OBJECTIVE
Can you transcribe every record below exactly as it appears?

DATA IN THIS EXERCISE
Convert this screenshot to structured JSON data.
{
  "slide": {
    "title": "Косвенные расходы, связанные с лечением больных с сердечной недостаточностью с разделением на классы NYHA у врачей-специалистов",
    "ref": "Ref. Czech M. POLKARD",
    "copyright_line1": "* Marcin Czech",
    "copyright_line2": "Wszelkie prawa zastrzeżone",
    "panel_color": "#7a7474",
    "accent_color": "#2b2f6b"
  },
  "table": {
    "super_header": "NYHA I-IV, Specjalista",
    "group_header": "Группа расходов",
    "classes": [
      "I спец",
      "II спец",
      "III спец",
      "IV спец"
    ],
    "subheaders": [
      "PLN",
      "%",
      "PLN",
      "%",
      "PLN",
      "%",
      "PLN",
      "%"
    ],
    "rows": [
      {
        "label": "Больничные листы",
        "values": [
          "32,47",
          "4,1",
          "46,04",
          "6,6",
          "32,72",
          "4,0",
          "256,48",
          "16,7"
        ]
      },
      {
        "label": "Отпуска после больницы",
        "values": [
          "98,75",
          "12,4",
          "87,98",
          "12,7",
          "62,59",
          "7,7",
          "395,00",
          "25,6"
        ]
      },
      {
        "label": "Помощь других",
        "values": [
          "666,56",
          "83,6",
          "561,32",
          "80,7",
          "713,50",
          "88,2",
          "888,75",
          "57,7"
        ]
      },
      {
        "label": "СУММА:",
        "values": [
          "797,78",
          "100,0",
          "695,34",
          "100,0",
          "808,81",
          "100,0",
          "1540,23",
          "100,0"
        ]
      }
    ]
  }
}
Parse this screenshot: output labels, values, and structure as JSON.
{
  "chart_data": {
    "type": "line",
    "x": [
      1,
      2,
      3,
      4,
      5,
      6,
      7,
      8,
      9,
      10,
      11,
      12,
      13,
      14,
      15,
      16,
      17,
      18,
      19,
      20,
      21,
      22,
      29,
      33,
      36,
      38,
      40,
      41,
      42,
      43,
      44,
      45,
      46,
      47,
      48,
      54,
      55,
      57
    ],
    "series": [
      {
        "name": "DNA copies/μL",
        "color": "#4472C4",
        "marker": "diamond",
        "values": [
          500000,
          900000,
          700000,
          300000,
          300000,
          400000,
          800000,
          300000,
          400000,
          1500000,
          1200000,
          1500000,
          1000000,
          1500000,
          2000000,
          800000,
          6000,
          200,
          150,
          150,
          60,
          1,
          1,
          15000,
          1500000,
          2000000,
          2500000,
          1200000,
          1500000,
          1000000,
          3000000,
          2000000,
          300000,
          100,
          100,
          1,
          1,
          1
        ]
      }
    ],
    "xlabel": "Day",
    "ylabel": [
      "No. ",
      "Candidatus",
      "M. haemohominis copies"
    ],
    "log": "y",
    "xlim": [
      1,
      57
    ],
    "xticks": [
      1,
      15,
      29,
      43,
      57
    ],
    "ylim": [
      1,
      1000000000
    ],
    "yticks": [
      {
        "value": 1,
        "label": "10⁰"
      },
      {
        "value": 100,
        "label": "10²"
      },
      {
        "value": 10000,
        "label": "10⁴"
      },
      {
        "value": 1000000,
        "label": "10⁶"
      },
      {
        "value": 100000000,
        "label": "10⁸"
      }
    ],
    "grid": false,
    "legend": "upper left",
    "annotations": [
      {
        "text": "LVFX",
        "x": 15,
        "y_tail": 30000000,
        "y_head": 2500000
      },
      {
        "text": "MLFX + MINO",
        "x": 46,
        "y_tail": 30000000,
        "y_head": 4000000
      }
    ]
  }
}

RESPONSE FOR THIS EXERCISE
Convert this screenshot to structured JSON data.
{
  "slide": {
    "title": "Косвенные расходы, связанные с лечением больных с сердечной недостаточностью с разделением на классы NYHA у врачей-специалистов",
    "ref": "Ref. Czech M. POLKARD",
    "copyright_line1": "* Marcin Czech",
    "copyright_line2": "Wszelkie prawa zastrzeżone",
    "panel_color": "#7a7474",
    "accent_color": "#2b2f6b"
  },
  "table": {
    "super_header": "NYHA I-IV, Specjalista",
    "group_header": "Группа расходов",
    "classes": [
      "I спец",
      "II спец",
      "III спец",
      "IV спец"
    ],
    "subheaders": [
      "PLN",
      "%",
      "PLN",
      "%",
      "PLN",
      "%",
      "PLN",
      "%"
    ],
    "rows": [
      {
        "label": "Больничные листы",
        "values": [
          "32,47",
          "4,1",
          "46,04",
          "6,6",
          "32,72",
          "4,0",
          "256,48",
          "16,7"
        ]
      },
      {
        "label": "Отпуска после больницы",
        "values": [
          "98,75",
          "12,4",
          "87,98",
          "12,7",
          "62,59",
          "7,7",
          "395,00",
          "25,6"
        ]
      },
      {
        "label": "Помощь других",
        "values": [
          "666,56",
          "83,6",
          "561,32",
          "80,7",
          "713,50",
          "88,2",
          "888,75",
          "57,7"
        ]
      },
      {
        "label": "СУММА:",
        "values": [
          "797,78",
          "100,0",
          "695,34",
          "100,0",
          "808,81",
          "100,0",
          "1540,23",
          "100,0"
        ]
      }
    ]
  }
}
Parse this screenshot: output labels, values, and structure as JSON.
{
  "chart_data": {
    "type": "line",
    "x": [
      1,
      2,
      3,
      4,
      5,
      6,
      7,
      8,
      9,
      10,
      11,
      12,
      13,
      14,
      15,
      16,
      17,
      18,
      19,
      20,
      21,
      22,
      29,
      33,
      36,
      38,
      40,
      41,
      42,
      43,
      44,
      45,
      46,
      47,
      48,
      54,
      55,
      57
    ],
    "series": [
      {
        "name": "DNA copies/μL",
        "color": "#4472C4",
        "marker": "diamond",
        "values": [
          500000,
          900000,
          700000,
          300000,
          300000,
          400000,
          800000,
          300000,
          400000,
          1500000,
          1200000,
          1500000,
          1000000,
          1500000,
          2000000,
          800000,
          6000,
          200,
          150,
          150,
          60,
          1,
          1,
          15000,
          1500000,
          2000000,
          2500000,
          1200000,
          1500000,
          1000000,
          3000000,
          2000000,
          300000,
          100,
          100,
          1,
          1,
          1
        ]
      }
    ],
    "xlabel": "Day",
    "ylabel": [
      "No. ",
      "Candidatus",
      "M. haemohominis copies"
    ],
    "log": "y",
    "xlim": [
      1,
      57
    ],
    "xticks": [
      1,
      15,
      29,
      43,
      57
    ],
    "ylim": [
      1,
      1000000000
    ],
    "yticks": [
      {
        "value": 1,
        "label": "10⁰"
      },
      {
        "value": 100,
        "label": "10²"
      },
      {
        "value": 10000,
        "label": "10⁴"
      },
      {
        "value": 1000000,
        "label": "10⁶"
      },
      {
        "value": 100000000,
        "label": "10⁸"
      }
    ],
    "grid": false,
    "legend": "upper left",
    "annotations": [
      {
        "text": "LVFX",
        "x": 15,
        "y_tail": 30000000,
        "y_head": 2500000
      },
      {
        "text": "MLFX + MINO",
        "x": 46,
        "y_tail": 30000000,
        "y_head": 4000000
      }
    ]
  }
}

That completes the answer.